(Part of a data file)
▬▬▬▬▬▬

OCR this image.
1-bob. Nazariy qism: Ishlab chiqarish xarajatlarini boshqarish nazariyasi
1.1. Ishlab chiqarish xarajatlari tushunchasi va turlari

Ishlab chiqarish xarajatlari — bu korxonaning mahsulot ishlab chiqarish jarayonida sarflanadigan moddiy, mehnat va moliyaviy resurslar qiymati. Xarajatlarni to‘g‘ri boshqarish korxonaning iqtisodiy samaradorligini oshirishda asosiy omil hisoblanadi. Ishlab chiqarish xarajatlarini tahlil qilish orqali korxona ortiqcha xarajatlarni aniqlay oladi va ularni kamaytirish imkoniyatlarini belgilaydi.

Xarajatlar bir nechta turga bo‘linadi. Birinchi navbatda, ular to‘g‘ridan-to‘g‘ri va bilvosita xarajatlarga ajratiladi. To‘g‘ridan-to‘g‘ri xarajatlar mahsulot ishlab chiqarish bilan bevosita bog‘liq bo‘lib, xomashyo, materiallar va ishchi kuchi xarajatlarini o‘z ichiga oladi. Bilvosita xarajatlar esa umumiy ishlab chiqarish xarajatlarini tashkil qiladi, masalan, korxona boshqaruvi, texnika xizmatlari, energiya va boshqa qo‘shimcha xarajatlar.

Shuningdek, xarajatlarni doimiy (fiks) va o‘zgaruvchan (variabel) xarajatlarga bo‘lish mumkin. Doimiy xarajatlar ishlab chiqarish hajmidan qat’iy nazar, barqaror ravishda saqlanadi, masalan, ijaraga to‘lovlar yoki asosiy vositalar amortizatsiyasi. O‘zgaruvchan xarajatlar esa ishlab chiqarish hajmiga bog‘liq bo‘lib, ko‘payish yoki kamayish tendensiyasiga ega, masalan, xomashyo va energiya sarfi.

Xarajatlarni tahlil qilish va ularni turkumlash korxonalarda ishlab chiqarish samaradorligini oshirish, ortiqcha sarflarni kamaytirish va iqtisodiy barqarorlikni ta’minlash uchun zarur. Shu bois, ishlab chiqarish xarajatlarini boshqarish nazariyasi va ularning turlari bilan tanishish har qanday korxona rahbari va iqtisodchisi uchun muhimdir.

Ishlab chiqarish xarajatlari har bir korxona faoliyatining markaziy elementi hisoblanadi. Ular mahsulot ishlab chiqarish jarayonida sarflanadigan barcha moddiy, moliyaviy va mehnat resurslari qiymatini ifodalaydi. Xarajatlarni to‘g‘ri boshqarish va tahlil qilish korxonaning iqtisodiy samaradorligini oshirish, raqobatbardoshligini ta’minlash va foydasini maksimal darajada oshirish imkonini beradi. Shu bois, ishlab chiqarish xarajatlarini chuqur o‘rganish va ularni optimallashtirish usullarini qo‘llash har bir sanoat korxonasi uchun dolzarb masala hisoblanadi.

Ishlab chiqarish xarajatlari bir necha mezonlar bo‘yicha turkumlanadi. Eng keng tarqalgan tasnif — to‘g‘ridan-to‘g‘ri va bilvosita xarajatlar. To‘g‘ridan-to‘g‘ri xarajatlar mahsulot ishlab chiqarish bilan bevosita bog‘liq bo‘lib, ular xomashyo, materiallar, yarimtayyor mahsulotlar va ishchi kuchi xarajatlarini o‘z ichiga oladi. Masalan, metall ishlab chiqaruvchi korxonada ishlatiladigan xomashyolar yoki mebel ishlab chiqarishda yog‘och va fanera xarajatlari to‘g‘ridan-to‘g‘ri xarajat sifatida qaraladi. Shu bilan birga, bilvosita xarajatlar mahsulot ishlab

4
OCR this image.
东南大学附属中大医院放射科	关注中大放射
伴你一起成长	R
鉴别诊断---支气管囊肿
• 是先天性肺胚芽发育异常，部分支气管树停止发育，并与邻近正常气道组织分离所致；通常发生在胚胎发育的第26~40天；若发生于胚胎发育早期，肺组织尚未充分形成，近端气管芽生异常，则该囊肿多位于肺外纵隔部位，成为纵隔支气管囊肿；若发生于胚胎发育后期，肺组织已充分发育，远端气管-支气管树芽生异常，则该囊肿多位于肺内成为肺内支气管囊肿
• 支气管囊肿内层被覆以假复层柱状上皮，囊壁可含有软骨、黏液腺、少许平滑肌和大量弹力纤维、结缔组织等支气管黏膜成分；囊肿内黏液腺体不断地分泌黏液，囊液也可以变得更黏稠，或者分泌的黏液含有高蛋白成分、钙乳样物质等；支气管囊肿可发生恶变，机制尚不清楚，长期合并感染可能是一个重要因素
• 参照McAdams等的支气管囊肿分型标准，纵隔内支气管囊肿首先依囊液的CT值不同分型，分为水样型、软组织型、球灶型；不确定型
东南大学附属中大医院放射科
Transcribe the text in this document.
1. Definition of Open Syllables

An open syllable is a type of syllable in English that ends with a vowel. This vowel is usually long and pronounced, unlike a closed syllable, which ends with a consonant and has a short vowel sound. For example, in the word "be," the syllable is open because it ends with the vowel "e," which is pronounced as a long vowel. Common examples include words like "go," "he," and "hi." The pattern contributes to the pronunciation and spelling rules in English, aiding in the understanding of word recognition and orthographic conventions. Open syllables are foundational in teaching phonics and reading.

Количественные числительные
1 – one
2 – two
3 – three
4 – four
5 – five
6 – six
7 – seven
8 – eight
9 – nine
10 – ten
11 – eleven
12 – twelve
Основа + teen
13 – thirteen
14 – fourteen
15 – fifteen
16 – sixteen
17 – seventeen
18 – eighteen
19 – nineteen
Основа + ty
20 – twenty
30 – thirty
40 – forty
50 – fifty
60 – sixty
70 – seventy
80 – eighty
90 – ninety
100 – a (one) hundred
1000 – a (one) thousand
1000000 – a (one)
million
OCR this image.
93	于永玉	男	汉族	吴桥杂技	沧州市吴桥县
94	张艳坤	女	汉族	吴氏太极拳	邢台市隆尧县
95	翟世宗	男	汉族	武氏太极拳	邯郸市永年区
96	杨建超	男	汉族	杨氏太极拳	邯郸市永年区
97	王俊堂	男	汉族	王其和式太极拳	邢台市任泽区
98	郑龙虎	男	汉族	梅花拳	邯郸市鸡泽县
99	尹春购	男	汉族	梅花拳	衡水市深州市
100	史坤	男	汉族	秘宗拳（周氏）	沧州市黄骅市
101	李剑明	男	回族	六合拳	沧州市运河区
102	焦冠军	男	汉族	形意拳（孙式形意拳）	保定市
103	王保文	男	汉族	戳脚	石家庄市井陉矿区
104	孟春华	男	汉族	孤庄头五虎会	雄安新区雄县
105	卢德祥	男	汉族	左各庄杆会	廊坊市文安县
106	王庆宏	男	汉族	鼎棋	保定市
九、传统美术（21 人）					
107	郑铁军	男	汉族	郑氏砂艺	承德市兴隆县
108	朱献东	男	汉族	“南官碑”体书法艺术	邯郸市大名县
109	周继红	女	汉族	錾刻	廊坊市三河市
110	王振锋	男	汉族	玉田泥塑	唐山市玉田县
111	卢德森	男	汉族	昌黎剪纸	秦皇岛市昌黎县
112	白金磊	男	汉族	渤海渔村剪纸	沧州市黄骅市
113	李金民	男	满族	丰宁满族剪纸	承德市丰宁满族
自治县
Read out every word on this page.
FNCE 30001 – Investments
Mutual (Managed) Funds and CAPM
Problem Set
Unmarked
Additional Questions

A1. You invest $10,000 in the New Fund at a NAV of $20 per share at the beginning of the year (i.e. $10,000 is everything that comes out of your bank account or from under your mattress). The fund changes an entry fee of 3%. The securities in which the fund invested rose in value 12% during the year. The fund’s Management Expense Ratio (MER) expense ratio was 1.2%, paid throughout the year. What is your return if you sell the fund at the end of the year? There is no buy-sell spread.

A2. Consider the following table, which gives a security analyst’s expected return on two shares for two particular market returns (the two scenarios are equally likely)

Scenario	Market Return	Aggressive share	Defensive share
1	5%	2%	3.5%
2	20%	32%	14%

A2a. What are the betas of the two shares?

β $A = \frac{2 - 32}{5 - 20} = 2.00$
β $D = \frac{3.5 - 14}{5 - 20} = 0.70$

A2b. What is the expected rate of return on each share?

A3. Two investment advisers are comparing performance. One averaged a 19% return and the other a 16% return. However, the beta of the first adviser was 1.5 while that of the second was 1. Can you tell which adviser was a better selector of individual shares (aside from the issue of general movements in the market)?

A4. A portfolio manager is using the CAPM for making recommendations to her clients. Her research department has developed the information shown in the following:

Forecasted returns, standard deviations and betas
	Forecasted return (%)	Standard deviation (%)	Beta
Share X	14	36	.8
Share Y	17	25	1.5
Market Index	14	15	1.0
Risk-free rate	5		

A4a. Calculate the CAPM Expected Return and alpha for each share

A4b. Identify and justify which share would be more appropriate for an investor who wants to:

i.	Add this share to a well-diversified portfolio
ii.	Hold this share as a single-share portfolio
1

▬▬▬▬▬▬

TASK DETAILS | Locate all lines that include the word "betas" and copy them out.

THE RESPONSE |
A2a. What are the betas of the two shares?
Forecasted returns, standard deviations and betas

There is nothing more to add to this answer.